━━━━━ Given records

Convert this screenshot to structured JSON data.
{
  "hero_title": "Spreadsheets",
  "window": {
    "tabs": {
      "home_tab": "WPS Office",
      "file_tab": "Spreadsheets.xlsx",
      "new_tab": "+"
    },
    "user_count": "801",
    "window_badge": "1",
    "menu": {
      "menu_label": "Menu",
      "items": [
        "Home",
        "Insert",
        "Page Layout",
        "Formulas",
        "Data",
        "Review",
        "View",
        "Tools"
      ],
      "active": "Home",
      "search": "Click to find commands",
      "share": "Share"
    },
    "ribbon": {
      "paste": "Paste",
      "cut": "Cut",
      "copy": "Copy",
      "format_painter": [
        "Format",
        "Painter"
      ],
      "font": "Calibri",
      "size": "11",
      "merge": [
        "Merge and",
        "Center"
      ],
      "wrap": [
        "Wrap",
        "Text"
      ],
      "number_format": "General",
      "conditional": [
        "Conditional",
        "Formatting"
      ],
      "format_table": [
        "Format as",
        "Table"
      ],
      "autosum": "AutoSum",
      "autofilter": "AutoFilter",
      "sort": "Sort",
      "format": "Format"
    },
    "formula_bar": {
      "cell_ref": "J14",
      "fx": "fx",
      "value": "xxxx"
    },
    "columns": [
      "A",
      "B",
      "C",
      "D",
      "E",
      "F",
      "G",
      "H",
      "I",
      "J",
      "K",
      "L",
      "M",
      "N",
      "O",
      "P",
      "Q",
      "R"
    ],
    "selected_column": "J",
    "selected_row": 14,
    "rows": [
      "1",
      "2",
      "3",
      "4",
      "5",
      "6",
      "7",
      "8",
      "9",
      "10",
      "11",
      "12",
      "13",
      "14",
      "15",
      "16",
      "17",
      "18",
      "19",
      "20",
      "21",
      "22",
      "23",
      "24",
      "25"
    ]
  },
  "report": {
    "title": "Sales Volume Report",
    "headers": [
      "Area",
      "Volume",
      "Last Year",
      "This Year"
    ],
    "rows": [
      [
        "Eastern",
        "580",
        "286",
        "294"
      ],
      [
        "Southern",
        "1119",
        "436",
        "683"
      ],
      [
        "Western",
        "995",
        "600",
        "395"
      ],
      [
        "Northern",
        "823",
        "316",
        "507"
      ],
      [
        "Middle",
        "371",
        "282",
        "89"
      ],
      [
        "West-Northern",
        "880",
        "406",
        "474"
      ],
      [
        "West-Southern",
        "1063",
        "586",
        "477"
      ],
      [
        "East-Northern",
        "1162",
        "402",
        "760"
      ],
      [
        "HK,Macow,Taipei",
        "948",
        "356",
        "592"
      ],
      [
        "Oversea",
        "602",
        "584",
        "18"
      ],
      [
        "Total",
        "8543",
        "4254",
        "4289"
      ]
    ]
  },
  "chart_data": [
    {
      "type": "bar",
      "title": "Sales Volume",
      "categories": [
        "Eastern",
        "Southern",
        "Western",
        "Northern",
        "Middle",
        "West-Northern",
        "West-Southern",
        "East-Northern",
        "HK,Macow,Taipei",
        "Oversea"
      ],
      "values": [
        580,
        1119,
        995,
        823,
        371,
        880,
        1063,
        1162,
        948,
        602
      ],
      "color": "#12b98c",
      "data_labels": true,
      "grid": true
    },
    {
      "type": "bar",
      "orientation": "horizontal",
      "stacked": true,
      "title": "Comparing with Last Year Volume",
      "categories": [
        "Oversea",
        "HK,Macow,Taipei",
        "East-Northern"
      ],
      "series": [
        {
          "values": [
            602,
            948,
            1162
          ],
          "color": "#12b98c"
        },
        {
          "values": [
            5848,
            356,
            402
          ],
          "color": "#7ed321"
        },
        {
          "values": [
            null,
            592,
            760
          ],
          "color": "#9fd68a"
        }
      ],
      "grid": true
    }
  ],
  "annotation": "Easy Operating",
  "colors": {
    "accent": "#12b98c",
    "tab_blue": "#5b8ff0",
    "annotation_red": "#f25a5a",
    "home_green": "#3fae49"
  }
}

━━━━━━━━━━

Task to complete:
Reproduce every record above exactly as it appears.

Response:
Convert this screenshot to structured JSON data.
{
  "hero_title": "Spreadsheets",
  "window": {
    "tabs": {
      "home_tab": "WPS Office",
      "file_tab": "Spreadsheets.xlsx",
      "new_tab": "+"
    },
    "user_count": "801",
    "window_badge": "1",
    "menu": {
      "menu_label": "Menu",
      "items": [
        "Home",
        "Insert",
        "Page Layout",
        "Formulas",
        "Data",
        "Review",
        "View",
        "Tools"
      ],
      "active": "Home",
      "search": "Click to find commands",
      "share": "Share"
    },
    "ribbon": {
      "paste": "Paste",
      "cut": "Cut",
      "copy": "Copy",
      "format_painter": [
        "Format",
        "Painter"
      ],
      "font": "Calibri",
      "size": "11",
      "merge": [
        "Merge and",
        "Center"
      ],
      "wrap": [
        "Wrap",
        "Text"
      ],
      "number_format": "General",
      "conditional": [
        "Conditional",
        "Formatting"
      ],
      "format_table": [
        "Format as",
        "Table"
      ],
      "autosum": "AutoSum",
      "autofilter": "AutoFilter",
      "sort": "Sort",
      "format": "Format"
    },
    "formula_bar": {
      "cell_ref": "J14",
      "fx": "fx",
      "value": "xxxx"
    },
    "columns": [
      "A",
      "B",
      "C",
      "D",
      "E",
      "F",
      "G",
      "H",
      "I",
      "J",
      "K",
      "L",
      "M",
      "N",
      "O",
      "P",
      "Q",
      "R"
    ],
    "selected_column": "J",
    "selected_row": 14,
    "rows": [
      "1",
      "2",
      "3",
      "4",
      "5",
      "6",
      "7",
      "8",
      "9",
      "10",
      "11",
      "12",
      "13",
      "14",
      "15",
      "16",
      "17",
      "18",
      "19",
      "20",
      "21",
      "22",
      "23",
      "24",
      "25"
    ]
  },
  "report": {
    "title": "Sales Volume Report",
    "headers": [
      "Area",
      "Volume",
      "Last Year",
      "This Year"
    ],
    "rows": [
      [
        "Eastern",
        "580",
        "286",
        "294"
      ],
      [
        "Southern",
        "1119",
        "436",
        "683"
      ],
      [
        "Western",
        "995",
        "600",
        "395"
      ],
      [
        "Northern",
        "823",
        "316",
        "507"
      ],
      [
        "Middle",
        "371",
        "282",
        "89"
      ],
      [
        "West-Northern",
        "880",
        "406",
        "474"
      ],
      [
        "West-Southern",
        "1063",
        "586",
        "477"
      ],
      [
        "East-Northern",
        "1162",
        "402",
        "760"
      ],
      [
        "HK,Macow,Taipei",
        "948",
        "356",
        "592"
      ],
      [
        "Oversea",
        "602",
        "584",
        "18"
      ],
      [
        "Total",
        "8543",
        "4254",
        "4289"
      ]
    ]
  },
  "chart_data": [
    {
      "type": "bar",
      "title": "Sales Volume",
      "categories": [
        "Eastern",
        "Southern",
        "Western",
        "Northern",
        "Middle",
        "West-Northern",
        "West-Southern",
        "East-Northern",
        "HK,Macow,Taipei",
        "Oversea"
      ],
      "values": [
        580,
        1119,
        995,
        823,
        371,
        880,
        1063,
        1162,
        948,
        602
      ],
      "color": "#12b98c",
      "data_labels": true,
      "grid": true
    },
    {
      "type": "bar",
      "orientation": "horizontal",
      "stacked": true,
      "title": "Comparing with Last Year Volume",
      "categories": [
        "Oversea",
        "HK,Macow,Taipei",
        "East-Northern"
      ],
      "series": [
        {
          "values": [
            602,
            948,
            1162
          ],
          "color": "#12b98c"
        },
        {
          "values": [
            5848,
            356,
            402
          ],
          "color": "#7ed321"
        },
        {
          "values": [
            null,
            592,
            760
          ],
          "color": "#9fd68a"
        }
      ],
      "grid": true
    }
  ],
  "annotation": "Easy Operating",
  "colors": {
    "accent": "#12b98c",
    "tab_blue": "#5b8ff0",
    "annotation_red": "#f25a5a",
    "home_green": "#3fae49"
  }
}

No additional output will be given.